**Provided passage:**
:::

Photograph: Lisi Niesner/Reuters

Gold imports took a sharp hit in FY20 following a series of developments -- the latest being the coronavirus pandemic -- which, on the other hand, pushed the price of the precious metal to record highs. 

The import is estimated at 559.6 tonnes for the financial year, which ended on Monday. It is believed to the lowest in at least a decade. In FY19, the gold import stood at 775.4 tonnes. 

 

In terms of return from investment in gold, FY20 was fantastic -- it gave a 36 per cent return to Indian investors. 

Except for the June quarter, demand remained usually muted. Since July 5, when the Modi-2 government presented its first Budget and imposed a 12.5 per cent import duty on gold, demand took a plunge, even as the price of the metal continued to jump over geopolitical uncertainties and the trade war. 

September was one of the worst quarters in terms of gold demand in India when demand fell to only 83.6 tonnes. The March quarter is expected to be no different, with an estimated demand of only 120 tonnes. 

The month of March could be worst in many years, with imports estimated only around 18 tonnes amid the coronavirus pandemic and the nationwide lockdown, said an industry player. The import in March 2019 was 72.5 tonnes, according to the GFMS data.

:::

**Exercises:**
A - How many tonnes of gold were imported in FY19, according to the article on gold imports?
B - Rewrite the gold imports article from "In terms of return" to "the GFMS data.", changing "tonnes" to "metric tons".

**Items listed in a dataset:**
:::

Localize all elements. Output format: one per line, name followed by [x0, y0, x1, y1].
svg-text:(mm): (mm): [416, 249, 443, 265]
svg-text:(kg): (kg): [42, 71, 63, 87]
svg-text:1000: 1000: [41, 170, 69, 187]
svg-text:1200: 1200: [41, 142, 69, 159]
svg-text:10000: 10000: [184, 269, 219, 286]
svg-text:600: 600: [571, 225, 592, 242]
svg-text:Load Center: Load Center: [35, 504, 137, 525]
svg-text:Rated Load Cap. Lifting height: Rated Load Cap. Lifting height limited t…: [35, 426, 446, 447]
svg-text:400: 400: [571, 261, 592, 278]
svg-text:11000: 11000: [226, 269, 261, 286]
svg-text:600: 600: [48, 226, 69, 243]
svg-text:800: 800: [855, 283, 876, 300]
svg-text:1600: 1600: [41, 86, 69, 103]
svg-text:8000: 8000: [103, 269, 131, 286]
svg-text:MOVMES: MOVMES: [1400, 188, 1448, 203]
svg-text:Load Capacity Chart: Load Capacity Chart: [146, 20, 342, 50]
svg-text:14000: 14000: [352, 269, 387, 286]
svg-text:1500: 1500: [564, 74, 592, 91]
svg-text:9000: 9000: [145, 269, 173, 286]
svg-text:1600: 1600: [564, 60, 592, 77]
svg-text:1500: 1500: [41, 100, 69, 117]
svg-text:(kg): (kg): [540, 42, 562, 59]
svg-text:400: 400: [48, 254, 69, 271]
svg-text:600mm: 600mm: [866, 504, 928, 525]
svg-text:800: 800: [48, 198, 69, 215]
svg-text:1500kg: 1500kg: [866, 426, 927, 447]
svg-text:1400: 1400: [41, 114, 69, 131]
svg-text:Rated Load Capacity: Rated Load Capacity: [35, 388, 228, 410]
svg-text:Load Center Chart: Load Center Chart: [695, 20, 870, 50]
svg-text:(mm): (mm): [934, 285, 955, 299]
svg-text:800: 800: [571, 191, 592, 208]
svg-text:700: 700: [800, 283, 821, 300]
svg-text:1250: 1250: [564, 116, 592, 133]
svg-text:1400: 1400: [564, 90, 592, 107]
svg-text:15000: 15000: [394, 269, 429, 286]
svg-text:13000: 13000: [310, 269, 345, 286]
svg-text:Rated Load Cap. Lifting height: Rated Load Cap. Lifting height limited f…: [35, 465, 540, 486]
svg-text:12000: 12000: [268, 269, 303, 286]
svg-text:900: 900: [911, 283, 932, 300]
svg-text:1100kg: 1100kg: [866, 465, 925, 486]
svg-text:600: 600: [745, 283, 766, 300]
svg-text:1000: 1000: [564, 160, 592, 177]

:::

**Answers by task:**
A - 775.4 tonnes.

B -
In terms of return from investment in gold, FY20 was fantastic -- it gave a 36 per cent return to Indian investors. 

Except for the June quarter, demand remained usually muted. Since July 5, when the Modi-2 government presented its first Budget and imposed a 12.5 per cent import duty on gold, demand took a plunge, even as the price of the metal continued to jump over geopolitical uncertainties and the trade war. 

September was one of the worst quarters in terms of gold demand in India when demand fell to only 83.6 metric tons. The March quarter is expected to be no different, with an estimated demand of only 120 metric tons. 

The month of March could be worst in many years, with imports estimated only around 18 metric tons amid the coronavirus pandemic and the nationwide lockdown, said an industry player. The import in March 2019 was 72.5 metric tons, according to the GFMS data.